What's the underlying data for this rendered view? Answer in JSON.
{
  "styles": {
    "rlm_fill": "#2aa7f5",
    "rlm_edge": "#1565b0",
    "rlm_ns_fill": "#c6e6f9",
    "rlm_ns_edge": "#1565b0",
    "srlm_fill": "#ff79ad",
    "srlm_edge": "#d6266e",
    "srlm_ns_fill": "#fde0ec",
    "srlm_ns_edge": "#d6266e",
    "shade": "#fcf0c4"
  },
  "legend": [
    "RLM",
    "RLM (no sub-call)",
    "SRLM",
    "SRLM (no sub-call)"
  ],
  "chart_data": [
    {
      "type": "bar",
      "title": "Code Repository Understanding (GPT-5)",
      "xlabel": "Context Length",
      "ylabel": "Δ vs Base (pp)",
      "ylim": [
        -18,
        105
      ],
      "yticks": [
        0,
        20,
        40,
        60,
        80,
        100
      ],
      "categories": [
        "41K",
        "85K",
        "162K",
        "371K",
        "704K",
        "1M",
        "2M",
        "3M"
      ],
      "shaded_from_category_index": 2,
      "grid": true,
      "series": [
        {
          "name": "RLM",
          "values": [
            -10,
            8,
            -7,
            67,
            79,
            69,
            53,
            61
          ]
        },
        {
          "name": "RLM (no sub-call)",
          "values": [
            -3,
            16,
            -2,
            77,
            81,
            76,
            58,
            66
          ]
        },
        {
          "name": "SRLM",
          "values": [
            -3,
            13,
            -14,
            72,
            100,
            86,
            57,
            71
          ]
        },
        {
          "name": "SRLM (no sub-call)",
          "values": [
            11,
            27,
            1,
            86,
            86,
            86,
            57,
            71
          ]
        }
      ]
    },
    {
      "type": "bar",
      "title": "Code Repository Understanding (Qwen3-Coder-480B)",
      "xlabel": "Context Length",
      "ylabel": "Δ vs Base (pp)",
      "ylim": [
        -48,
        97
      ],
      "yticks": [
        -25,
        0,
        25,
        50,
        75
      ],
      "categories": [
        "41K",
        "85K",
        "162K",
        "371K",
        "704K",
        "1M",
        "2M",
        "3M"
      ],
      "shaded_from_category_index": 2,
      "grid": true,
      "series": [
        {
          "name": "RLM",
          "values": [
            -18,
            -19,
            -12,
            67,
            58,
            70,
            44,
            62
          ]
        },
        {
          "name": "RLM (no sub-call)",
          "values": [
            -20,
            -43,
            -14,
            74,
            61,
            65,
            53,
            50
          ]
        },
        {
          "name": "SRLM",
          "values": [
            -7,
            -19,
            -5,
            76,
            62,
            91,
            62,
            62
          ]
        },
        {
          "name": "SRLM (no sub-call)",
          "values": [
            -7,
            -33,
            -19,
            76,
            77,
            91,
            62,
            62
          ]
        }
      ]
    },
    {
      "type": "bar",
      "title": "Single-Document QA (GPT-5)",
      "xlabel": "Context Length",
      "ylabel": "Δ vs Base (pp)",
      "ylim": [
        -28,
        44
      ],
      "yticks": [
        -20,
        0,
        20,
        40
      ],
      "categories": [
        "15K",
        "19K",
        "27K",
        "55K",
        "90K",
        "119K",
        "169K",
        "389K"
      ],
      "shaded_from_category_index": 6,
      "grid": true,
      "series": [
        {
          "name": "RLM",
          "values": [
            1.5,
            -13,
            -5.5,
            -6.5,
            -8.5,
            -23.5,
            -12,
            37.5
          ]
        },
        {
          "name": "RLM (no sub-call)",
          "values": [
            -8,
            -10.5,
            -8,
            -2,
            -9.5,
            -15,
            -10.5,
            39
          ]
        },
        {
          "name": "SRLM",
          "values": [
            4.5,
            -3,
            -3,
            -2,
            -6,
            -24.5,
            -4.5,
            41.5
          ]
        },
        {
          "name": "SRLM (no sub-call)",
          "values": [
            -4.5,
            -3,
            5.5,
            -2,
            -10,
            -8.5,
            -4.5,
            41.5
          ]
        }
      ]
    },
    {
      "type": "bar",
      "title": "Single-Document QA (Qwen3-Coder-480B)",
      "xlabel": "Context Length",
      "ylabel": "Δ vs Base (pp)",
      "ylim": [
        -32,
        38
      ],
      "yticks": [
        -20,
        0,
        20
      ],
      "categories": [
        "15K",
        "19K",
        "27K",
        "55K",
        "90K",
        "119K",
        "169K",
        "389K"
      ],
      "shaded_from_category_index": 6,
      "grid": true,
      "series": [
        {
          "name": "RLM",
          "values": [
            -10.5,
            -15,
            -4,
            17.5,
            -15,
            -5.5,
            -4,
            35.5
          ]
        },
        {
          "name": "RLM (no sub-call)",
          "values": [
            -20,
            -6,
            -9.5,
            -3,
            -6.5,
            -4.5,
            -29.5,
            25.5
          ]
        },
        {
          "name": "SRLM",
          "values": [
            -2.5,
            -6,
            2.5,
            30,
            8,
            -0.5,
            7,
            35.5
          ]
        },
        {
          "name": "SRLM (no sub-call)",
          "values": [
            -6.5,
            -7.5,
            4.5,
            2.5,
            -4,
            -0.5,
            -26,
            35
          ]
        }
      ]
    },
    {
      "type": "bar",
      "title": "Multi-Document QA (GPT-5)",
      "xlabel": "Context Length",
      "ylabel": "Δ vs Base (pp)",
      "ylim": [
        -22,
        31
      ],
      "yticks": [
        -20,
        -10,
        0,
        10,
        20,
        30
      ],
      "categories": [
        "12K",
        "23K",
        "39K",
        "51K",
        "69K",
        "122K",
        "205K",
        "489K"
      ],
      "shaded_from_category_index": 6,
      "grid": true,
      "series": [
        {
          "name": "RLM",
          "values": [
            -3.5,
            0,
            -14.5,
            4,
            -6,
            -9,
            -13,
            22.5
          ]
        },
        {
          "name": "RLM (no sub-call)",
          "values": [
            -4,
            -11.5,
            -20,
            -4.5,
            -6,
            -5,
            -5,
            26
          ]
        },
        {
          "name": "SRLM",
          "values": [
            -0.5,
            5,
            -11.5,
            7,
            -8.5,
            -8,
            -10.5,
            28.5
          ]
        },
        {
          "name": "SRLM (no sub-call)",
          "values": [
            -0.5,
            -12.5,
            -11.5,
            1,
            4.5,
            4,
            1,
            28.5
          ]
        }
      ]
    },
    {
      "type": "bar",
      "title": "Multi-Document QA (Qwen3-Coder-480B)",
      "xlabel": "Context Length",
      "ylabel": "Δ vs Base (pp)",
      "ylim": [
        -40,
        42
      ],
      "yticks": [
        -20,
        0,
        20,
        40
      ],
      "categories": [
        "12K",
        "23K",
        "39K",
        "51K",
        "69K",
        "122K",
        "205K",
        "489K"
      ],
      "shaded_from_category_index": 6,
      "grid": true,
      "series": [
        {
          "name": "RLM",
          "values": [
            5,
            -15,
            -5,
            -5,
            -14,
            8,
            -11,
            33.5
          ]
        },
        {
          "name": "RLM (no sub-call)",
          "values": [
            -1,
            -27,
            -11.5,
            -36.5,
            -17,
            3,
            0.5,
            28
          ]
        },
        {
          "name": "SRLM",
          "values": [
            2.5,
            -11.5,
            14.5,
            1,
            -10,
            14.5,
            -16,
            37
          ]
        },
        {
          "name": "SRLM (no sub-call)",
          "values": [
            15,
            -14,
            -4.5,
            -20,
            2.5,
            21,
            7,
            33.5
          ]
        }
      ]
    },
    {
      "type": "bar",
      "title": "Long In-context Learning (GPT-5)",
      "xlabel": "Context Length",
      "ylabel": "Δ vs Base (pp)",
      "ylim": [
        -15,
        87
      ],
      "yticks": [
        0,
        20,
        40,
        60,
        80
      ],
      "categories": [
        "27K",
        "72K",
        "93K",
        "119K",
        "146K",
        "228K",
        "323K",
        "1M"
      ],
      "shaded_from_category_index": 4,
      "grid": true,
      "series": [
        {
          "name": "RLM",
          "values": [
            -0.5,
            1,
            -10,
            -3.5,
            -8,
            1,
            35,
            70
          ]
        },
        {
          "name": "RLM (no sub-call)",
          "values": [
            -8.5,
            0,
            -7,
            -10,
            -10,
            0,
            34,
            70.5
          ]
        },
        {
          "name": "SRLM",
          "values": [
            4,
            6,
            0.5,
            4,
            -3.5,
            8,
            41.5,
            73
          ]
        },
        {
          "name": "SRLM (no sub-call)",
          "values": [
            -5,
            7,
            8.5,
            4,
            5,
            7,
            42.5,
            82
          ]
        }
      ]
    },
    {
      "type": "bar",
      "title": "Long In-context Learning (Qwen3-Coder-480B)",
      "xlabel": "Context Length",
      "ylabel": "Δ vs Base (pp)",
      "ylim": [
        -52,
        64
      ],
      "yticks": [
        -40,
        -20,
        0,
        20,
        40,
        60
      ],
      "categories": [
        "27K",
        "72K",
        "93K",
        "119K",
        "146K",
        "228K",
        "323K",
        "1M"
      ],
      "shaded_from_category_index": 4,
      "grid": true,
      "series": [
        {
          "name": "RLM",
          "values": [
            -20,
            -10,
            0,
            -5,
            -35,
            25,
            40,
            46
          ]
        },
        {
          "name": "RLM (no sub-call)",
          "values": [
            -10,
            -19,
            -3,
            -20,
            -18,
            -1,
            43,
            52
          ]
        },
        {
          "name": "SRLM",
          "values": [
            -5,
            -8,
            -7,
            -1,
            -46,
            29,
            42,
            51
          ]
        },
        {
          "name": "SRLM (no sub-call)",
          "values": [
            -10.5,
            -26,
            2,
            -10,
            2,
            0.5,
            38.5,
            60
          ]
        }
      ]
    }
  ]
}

**What to produce:**
Filter the records above for "Learning" and copy every matching line.

**Reply to the task:**
      "title": "Long In-context Learning (GPT-5)",
      "title": "Long In-context Learning (Qwen3-Coder-480B)",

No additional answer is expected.